Work instructions → Print the entries below word for word; the pictures stay out of your copy.

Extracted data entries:
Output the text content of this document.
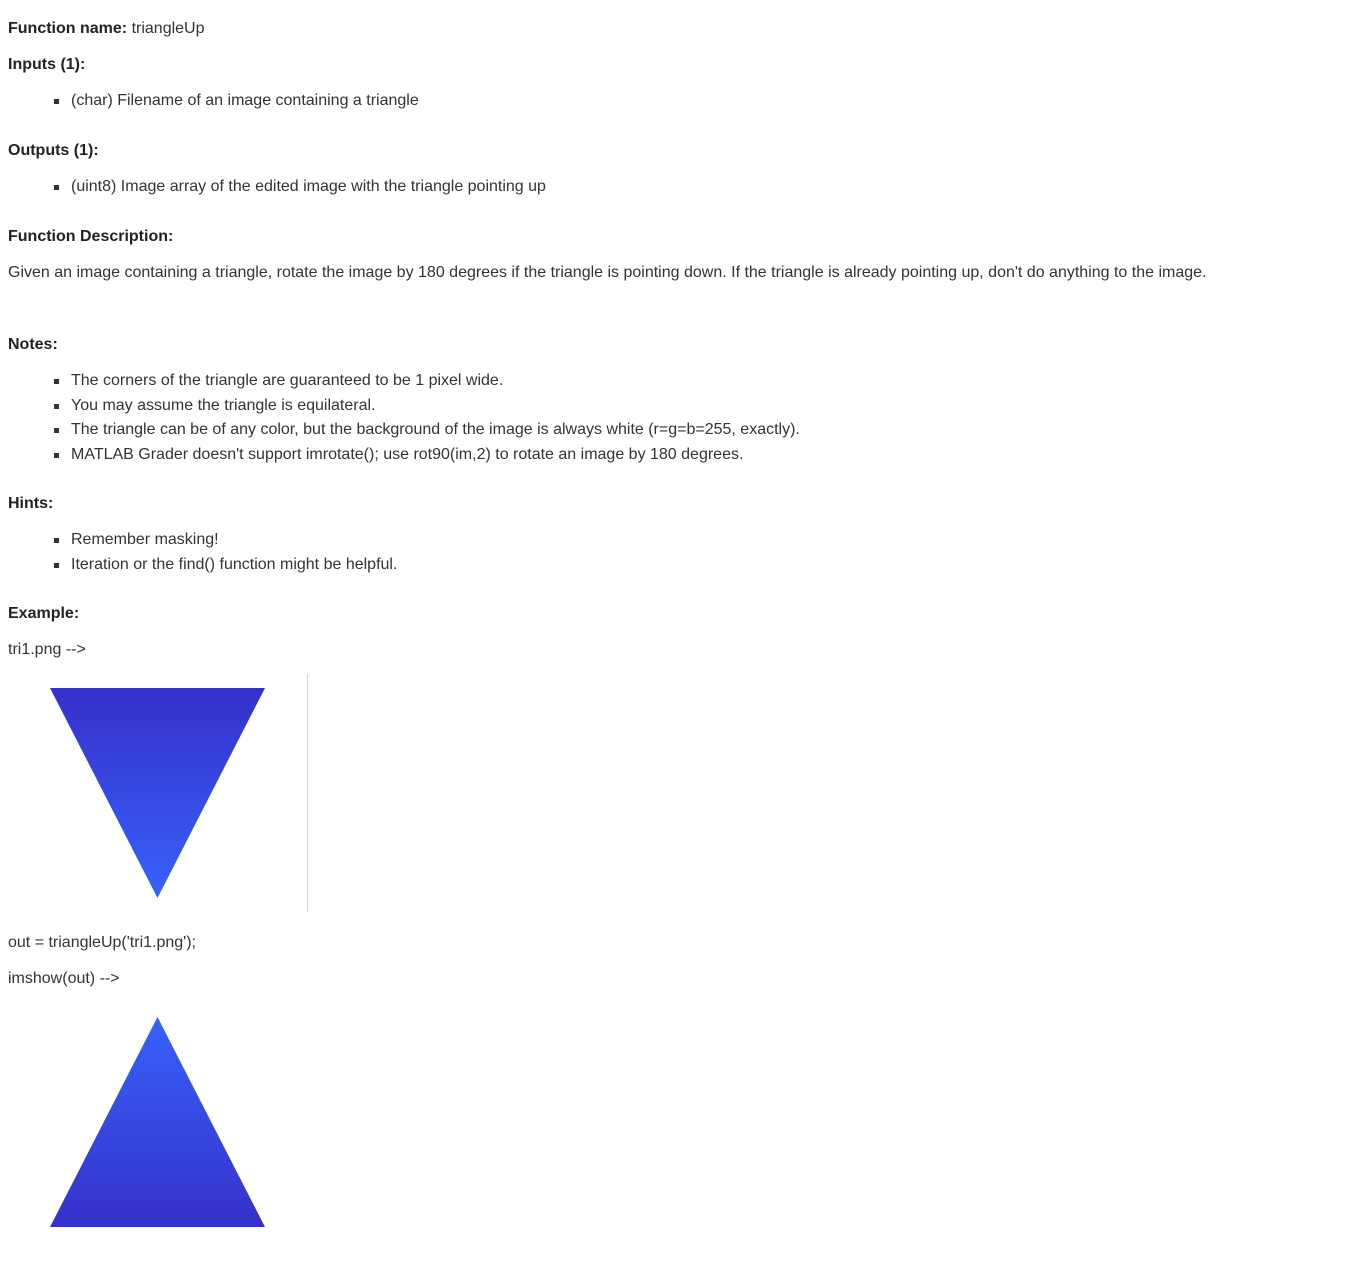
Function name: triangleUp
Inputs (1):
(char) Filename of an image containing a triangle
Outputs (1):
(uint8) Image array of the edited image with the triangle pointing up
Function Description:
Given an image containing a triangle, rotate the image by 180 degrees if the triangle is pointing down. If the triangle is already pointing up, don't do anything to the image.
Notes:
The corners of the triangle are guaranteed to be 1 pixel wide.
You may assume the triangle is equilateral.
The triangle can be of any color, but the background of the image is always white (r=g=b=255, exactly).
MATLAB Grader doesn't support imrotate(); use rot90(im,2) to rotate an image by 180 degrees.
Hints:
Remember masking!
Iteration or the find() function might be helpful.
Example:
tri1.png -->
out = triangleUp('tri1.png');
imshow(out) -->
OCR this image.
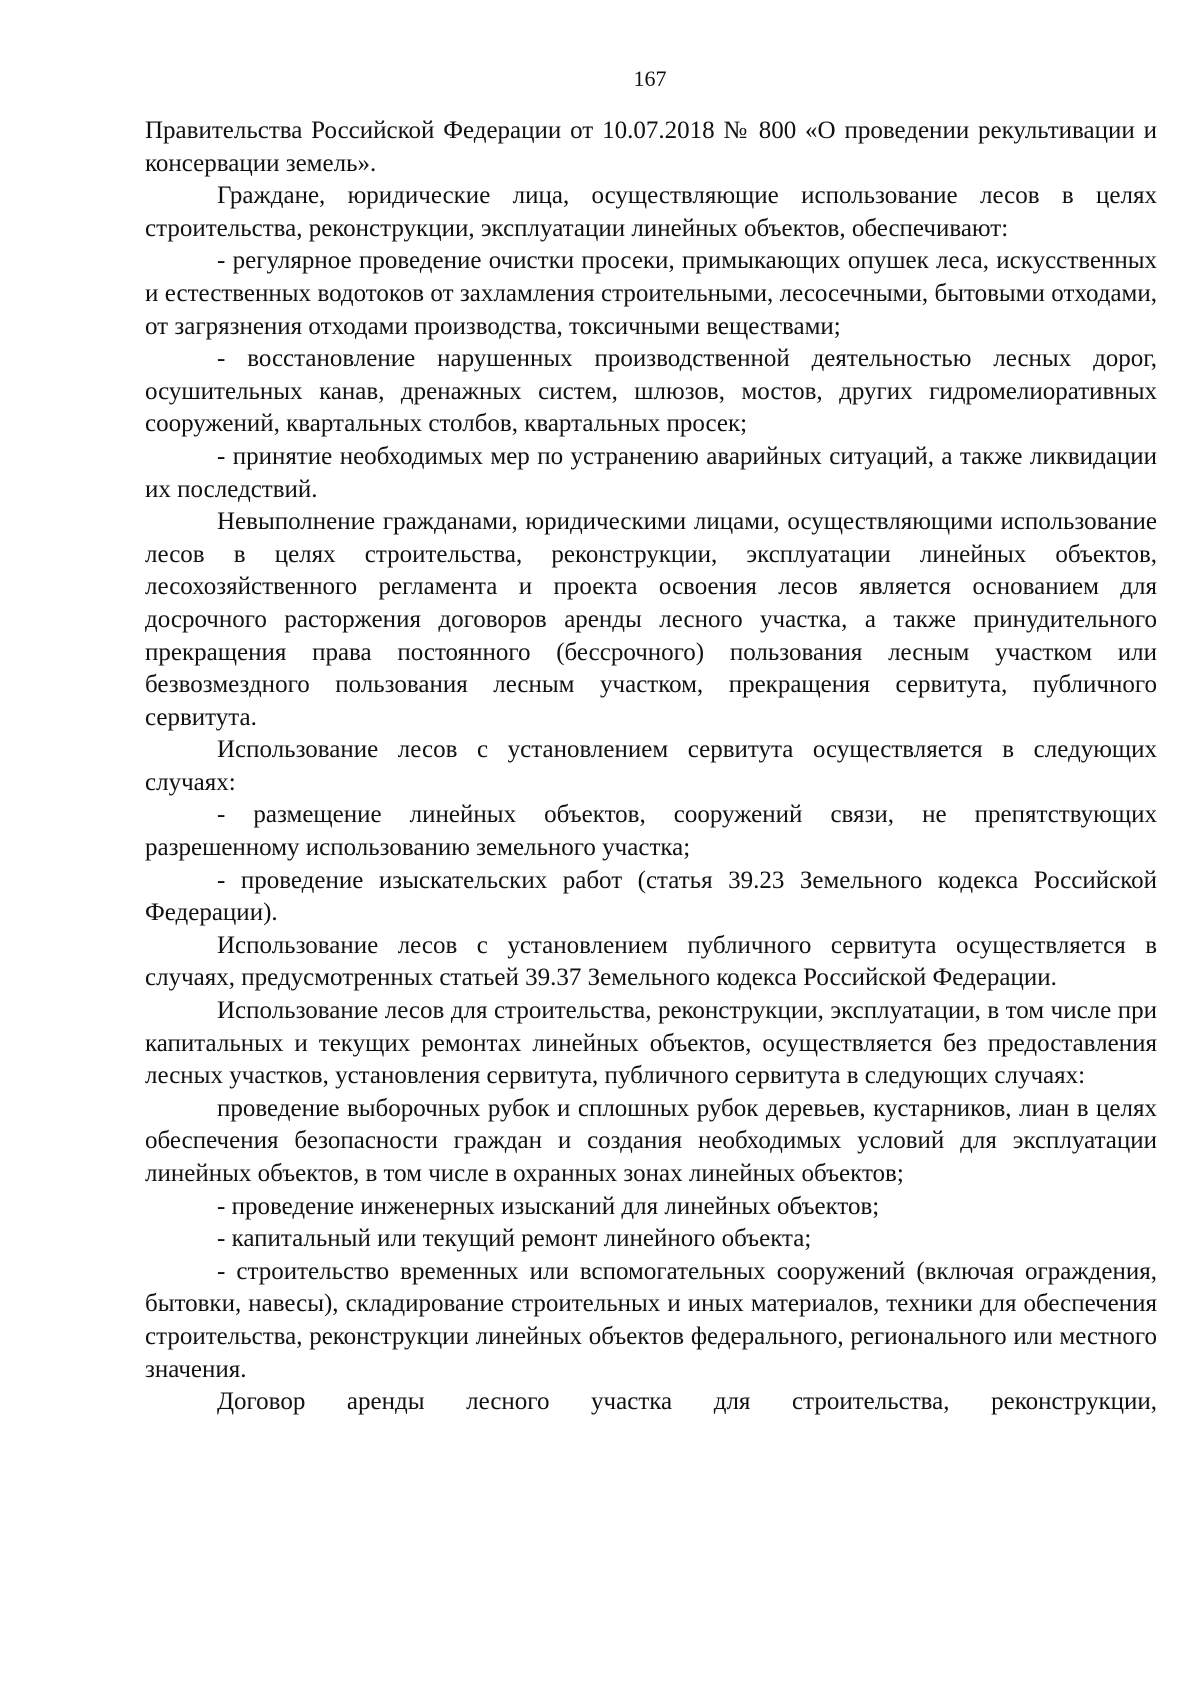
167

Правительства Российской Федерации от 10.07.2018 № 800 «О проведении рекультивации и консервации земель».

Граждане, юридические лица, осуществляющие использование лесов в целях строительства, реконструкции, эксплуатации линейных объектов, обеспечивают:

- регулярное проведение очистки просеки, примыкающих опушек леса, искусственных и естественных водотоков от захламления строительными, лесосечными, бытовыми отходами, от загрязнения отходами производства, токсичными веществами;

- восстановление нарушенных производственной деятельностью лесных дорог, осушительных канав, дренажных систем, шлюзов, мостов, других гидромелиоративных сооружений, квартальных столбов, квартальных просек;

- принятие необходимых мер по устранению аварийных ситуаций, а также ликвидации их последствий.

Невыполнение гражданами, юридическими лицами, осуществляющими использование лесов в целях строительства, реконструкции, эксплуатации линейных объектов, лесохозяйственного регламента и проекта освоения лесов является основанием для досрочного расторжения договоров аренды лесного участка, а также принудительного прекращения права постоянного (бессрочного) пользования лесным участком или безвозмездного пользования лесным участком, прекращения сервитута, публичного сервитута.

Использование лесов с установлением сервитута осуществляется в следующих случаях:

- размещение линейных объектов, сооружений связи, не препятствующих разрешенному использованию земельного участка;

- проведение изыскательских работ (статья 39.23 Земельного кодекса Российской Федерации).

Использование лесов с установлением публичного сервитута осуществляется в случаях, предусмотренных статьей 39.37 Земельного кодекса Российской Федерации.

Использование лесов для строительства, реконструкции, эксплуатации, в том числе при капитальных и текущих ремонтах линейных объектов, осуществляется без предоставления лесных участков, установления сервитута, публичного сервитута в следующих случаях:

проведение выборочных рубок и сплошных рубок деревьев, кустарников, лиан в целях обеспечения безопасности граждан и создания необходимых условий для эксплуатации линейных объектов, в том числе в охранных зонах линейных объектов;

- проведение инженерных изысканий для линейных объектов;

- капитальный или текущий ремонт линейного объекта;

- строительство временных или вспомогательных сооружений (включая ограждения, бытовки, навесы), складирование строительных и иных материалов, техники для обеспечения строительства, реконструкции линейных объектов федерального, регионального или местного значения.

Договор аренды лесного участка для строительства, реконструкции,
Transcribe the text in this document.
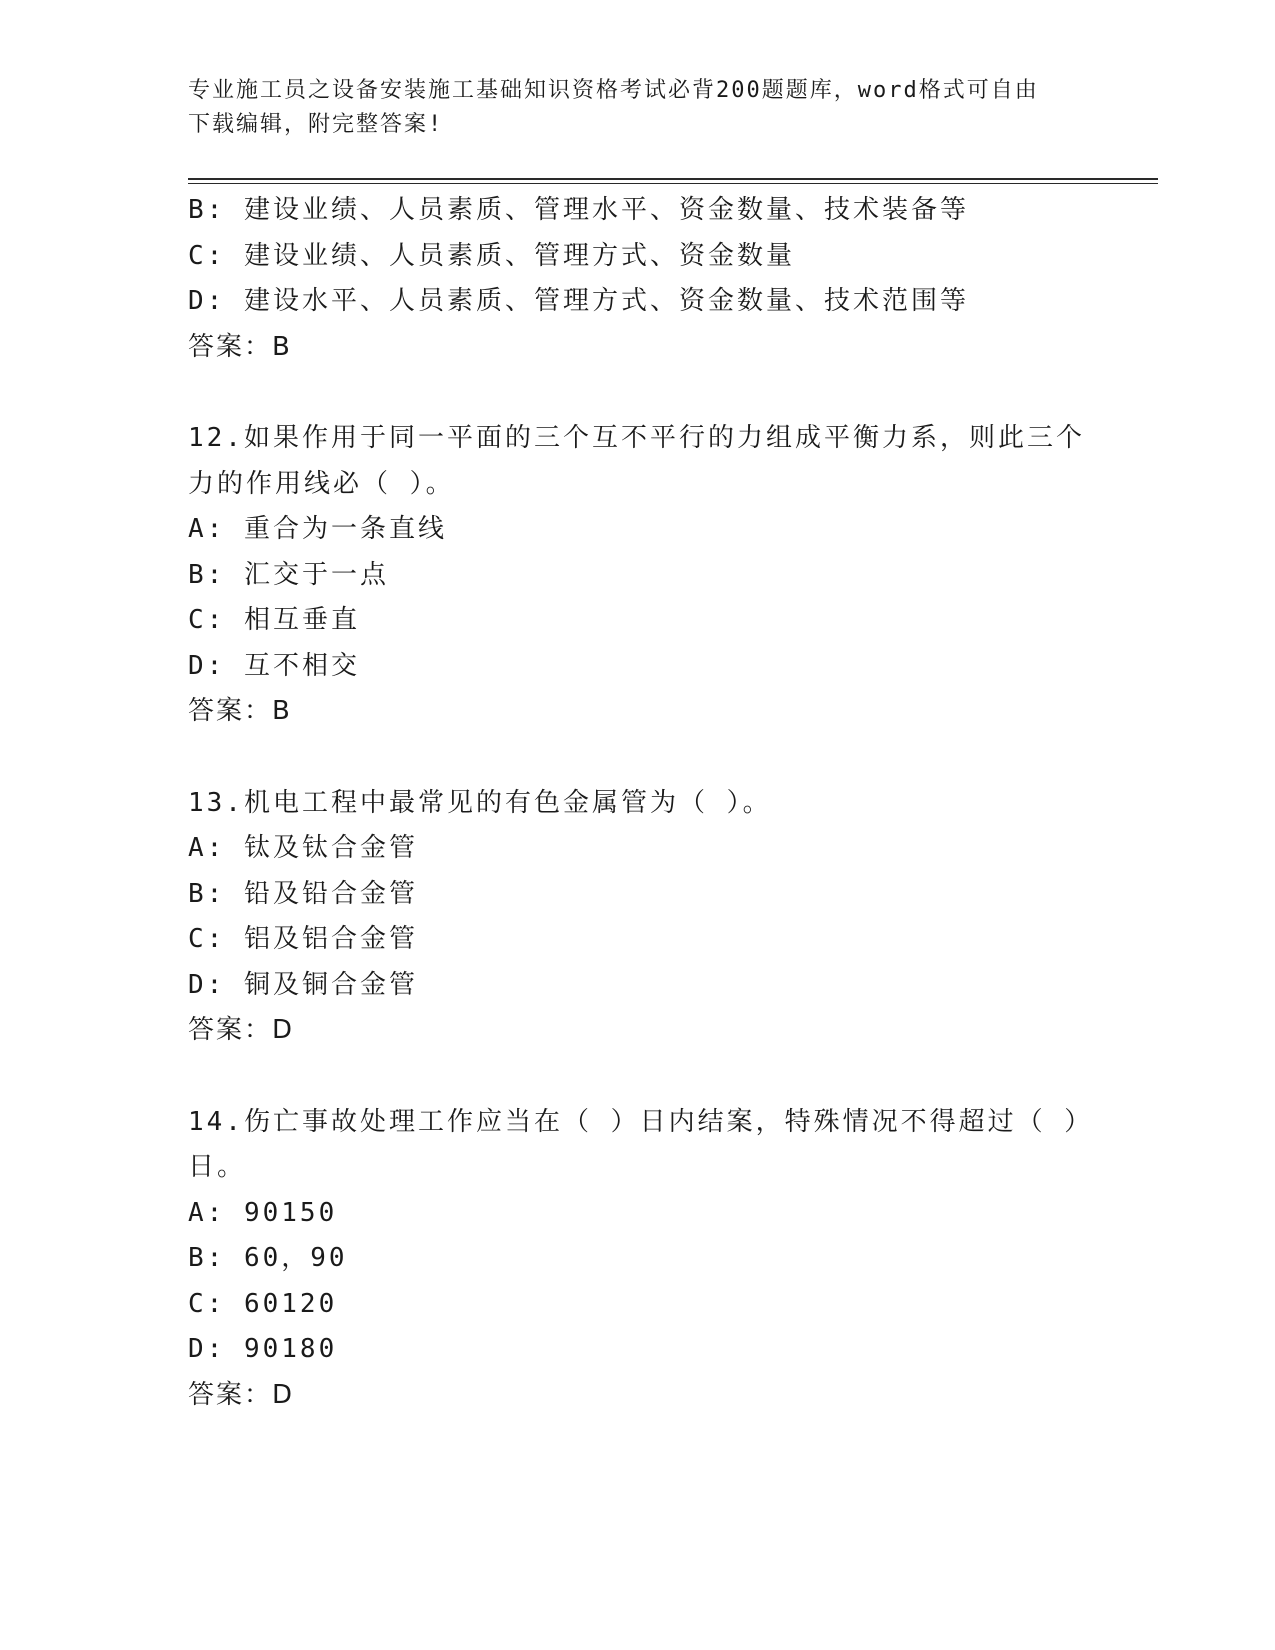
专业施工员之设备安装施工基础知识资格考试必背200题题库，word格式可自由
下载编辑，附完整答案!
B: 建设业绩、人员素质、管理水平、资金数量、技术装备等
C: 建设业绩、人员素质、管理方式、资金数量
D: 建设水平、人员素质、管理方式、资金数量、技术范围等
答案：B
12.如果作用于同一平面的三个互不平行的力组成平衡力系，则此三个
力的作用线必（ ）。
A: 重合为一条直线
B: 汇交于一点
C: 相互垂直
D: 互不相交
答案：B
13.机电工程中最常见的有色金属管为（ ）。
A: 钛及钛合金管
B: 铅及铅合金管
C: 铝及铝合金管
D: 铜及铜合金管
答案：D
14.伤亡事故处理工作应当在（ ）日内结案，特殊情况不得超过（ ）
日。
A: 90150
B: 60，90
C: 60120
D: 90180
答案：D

Complete response →
Output the text content of this document.
Function name: triangleUp
Inputs (1):
(char) Filename of an image containing a triangle
Outputs (1):
(uint8) Image array of the edited image with the triangle pointing up
Function Description:
Given an image containing a triangle, rotate the image by 180 degrees if the triangle is pointing down. If the triangle is already pointing up, don't do anything to the image.
Notes:
The corners of the triangle are guaranteed to be 1 pixel wide.
You may assume the triangle is equilateral.
The triangle can be of any color, but the background of the image is always white (r=g=b=255, exactly).
MATLAB Grader doesn't support imrotate(); use rot90(im,2) to rotate an image by 180 degrees.
Hints:
Remember masking!
Iteration or the find() function might be helpful.
Example:
tri1.png -->
out = triangleUp('tri1.png');
imshow(out) -->
OCR this image.
167

Правительства Российской Федерации от 10.07.2018 № 800 «О проведении рекультивации и консервации земель».

Граждане, юридические лица, осуществляющие использование лесов в целях строительства, реконструкции, эксплуатации линейных объектов, обеспечивают:

- регулярное проведение очистки просеки, примыкающих опушек леса, искусственных и естественных водотоков от захламления строительными, лесосечными, бытовыми отходами, от загрязнения отходами производства, токсичными веществами;

- восстановление нарушенных производственной деятельностью лесных дорог, осушительных канав, дренажных систем, шлюзов, мостов, других гидромелиоративных сооружений, квартальных столбов, квартальных просек;

- принятие необходимых мер по устранению аварийных ситуаций, а также ликвидации их последствий.

Невыполнение гражданами, юридическими лицами, осуществляющими использование лесов в целях строительства, реконструкции, эксплуатации линейных объектов, лесохозяйственного регламента и проекта освоения лесов является основанием для досрочного расторжения договоров аренды лесного участка, а также принудительного прекращения права постоянного (бессрочного) пользования лесным участком или безвозмездного пользования лесным участком, прекращения сервитута, публичного сервитута.

Использование лесов с установлением сервитута осуществляется в следующих случаях:

- размещение линейных объектов, сооружений связи, не препятствующих разрешенному использованию земельного участка;

- проведение изыскательских работ (статья 39.23 Земельного кодекса Российской Федерации).

Использование лесов с установлением публичного сервитута осуществляется в случаях, предусмотренных статьей 39.37 Земельного кодекса Российской Федерации.

Использование лесов для строительства, реконструкции, эксплуатации, в том числе при капитальных и текущих ремонтах линейных объектов, осуществляется без предоставления лесных участков, установления сервитута, публичного сервитута в следующих случаях:

проведение выборочных рубок и сплошных рубок деревьев, кустарников, лиан в целях обеспечения безопасности граждан и создания необходимых условий для эксплуатации линейных объектов, в том числе в охранных зонах линейных объектов;

- проведение инженерных изысканий для линейных объектов;

- капитальный или текущий ремонт линейного объекта;

- строительство временных или вспомогательных сооружений (включая ограждения, бытовки, навесы), складирование строительных и иных материалов, техники для обеспечения строительства, реконструкции линейных объектов федерального, регионального или местного значения.

Договор аренды лесного участка для строительства, реконструкции,
Transcribe the text in this document.
专业施工员之设备安装施工基础知识资格考试必背200题题库，word格式可自由
下载编辑，附完整答案!
B: 建设业绩、人员素质、管理水平、资金数量、技术装备等
C: 建设业绩、人员素质、管理方式、资金数量
D: 建设水平、人员素质、管理方式、资金数量、技术范围等
答案：B
12.如果作用于同一平面的三个互不平行的力组成平衡力系，则此三个
力的作用线必（ ）。
A: 重合为一条直线
B: 汇交于一点
C: 相互垂直
D: 互不相交
答案：B
13.机电工程中最常见的有色金属管为（ ）。
A: 钛及钛合金管
B: 铅及铅合金管
C: 铝及铝合金管
D: 铜及铜合金管
答案：D
14.伤亡事故处理工作应当在（ ）日内结案，特殊情况不得超过（ ）
日。
A: 90150
B: 60，90
C: 60120
D: 90180
答案：D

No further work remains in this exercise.